— Письменные задания —
a - Перепишите часть текста о споре князей Юрия и Василия, которая начинается со слов «Великий князь ссылается» и заканчивается словами «прецедентами старого времени.». Слово «прецедентами» замените на «примерами».
b - Согласуются ли с текстом о споре князей Юрия и Василия следующие утверждения? Для каждого ответьте «да» или «нет» и точно процитируйте слова текста, которые это решают.
(i) Князь Юрий бил челом царю о великом княжении.
(ii) Летописец передает прения сторон подробно.
(iii) Кроме ссылки на старину, Юрий ссылался и на завещание отца.

— Страница —
.....
Русский летописец называет ордынского хана царем. Русские князья из рук этого царя получали свои владения и били ему челом обо всяких делах, в которых сами не могли управиться. Так поступил теперь и князь Юрий, он бил челом царю о великом княжении. Царь нарядил суд из своих князей и повелел им судить князей русских. Истец, князь Юрий, и ответчик, Великий князь Василий, находились налицо и защищали свои интересы пред татарским трибуналом. "И многа пря бысть меж ими", — говорит летописец. К сожалению, он передает прения сторон в слишком кратком изложении.
"Князь велики, — читаем у него, — по отчеству и дедству искаше стола своего; князь же Юрьи летописци и старыми списки и духовною отца своего, Великаго князя Дмитрия" (Воскр. 1432).
Великий князь ссылается в свою пользу на то же основание, на какое ссылались и князья XII века. Юрий, со своей стороны, тоже ничего не приводит нового; он ссылается на старые прецеденты, записанные в "летописци" и старые списки. Мы уже знаем, что там были записаны и случаи перехода отчин от брата к брату с устранением племянников. Эти случаи, конечно, и приводил в свою пользу Юрий. Итак, в XV веке вопрос о наследовании в княжеских отчинах так же был спорен, как и в XII, и разъяснялся прецедентами старого времени.
Кроме ссылки на старину, Юрий приводит в свою пользу и завещание отца. Распределив владения свои между детьми, Дмитрий Иванович в своей духовной грамоте написал:
"А по грехом отымет Бог сына моего князя Василья, а хто будет под тем сын мой, ино тому сыну моему княж Васильев удел, а того уделом (т.е. уделом второго сына) поделит их моя княгиня".
Эта статья, действительно, говорит в пользу Юрия. Великий князь Василий Дмитриевич умер, за ним следовал Юрий, он и должен получить великое княжение. Так написано.
.....
— Записанные данные —
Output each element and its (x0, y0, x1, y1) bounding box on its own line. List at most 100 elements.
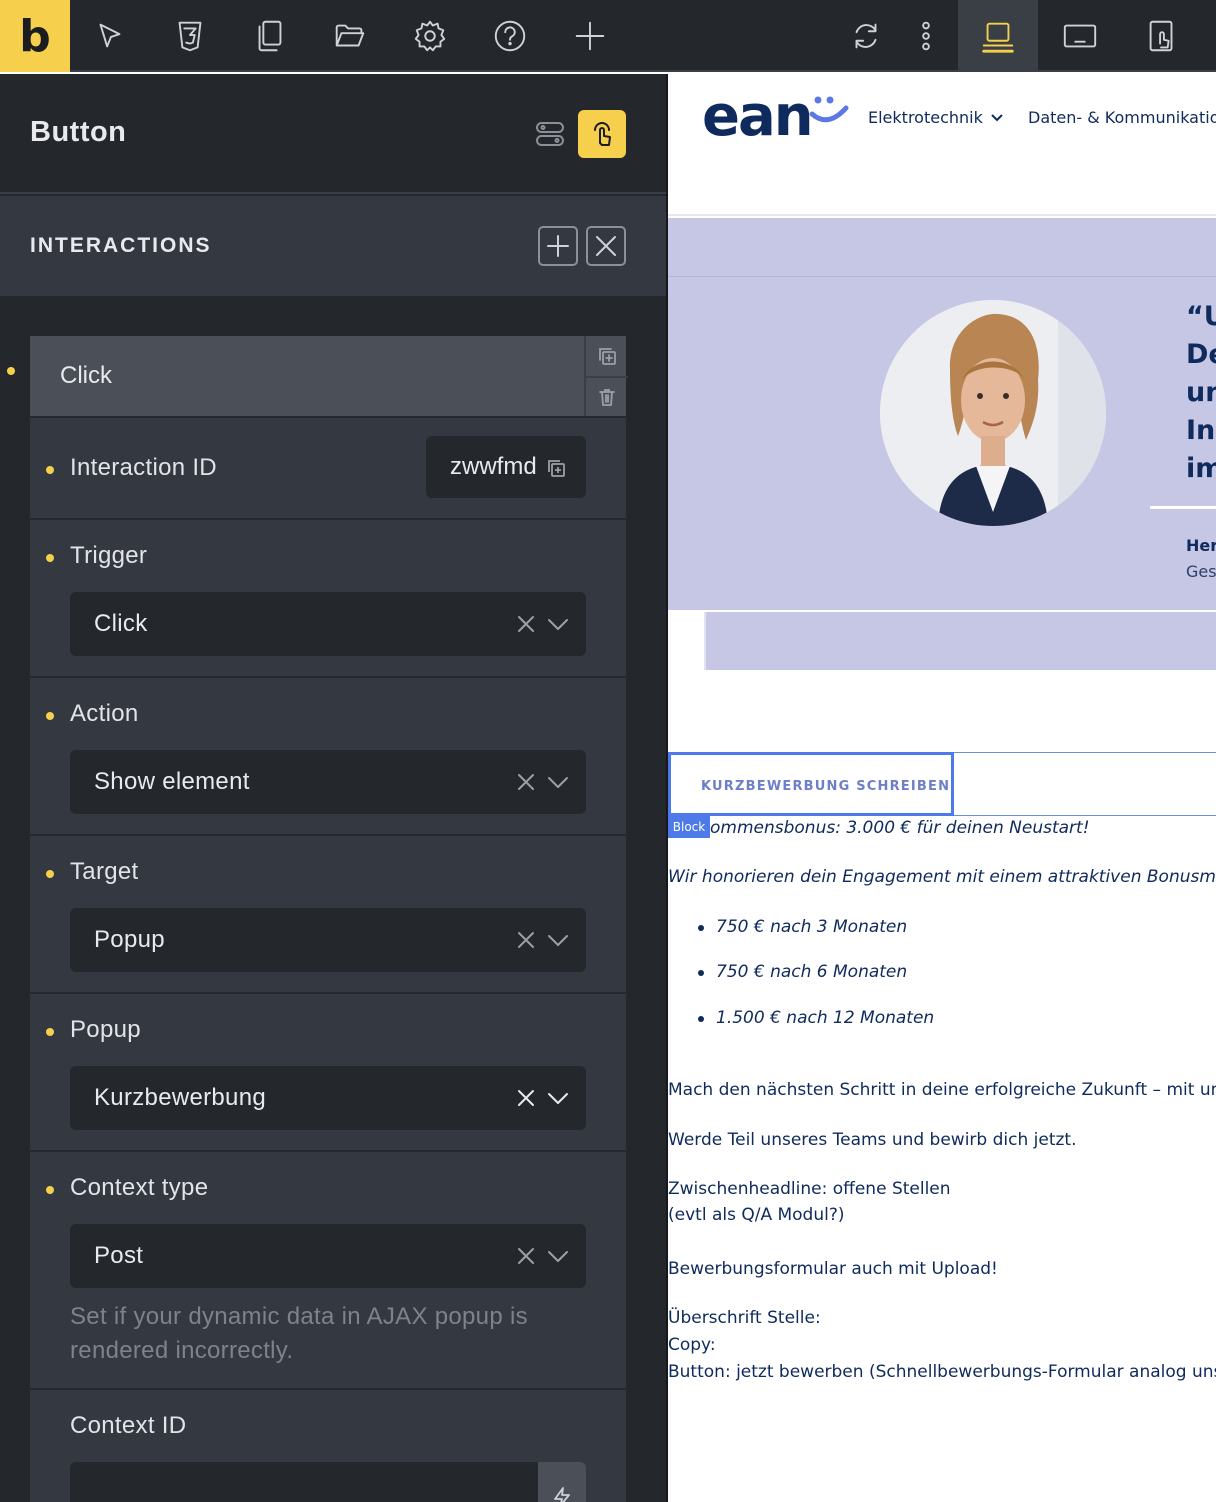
.....
— Ответы к заданиям —
a -
Великий князь ссылается в свою пользу на то же основание, на какое ссылались и князья XII века. Юрий, со своей стороны, тоже ничего не приводит нового; он ссылается на старые прецеденты, записанные в "летописци" и старые списки. Мы уже знаем, что там были записаны и случаи перехода отчин от брата к брату с устранением племянников. Эти случаи, конечно, и приводил в свою пользу Юрий. Итак, в XV веке вопрос о наследовании в княжеских отчинах так же был спорен, как и в XII, и разъяснялся примерами старого времени.

b -
(i) Да: «Так поступил теперь и князь Юрий, он бил челом царю о великом княжении».
(ii) Нет: «К сожалению, он передает прения сторон в слишком кратком изложении».
(iii) Да: «Кроме ссылки на старину, Юрий приводит в свою пользу и завещание отца».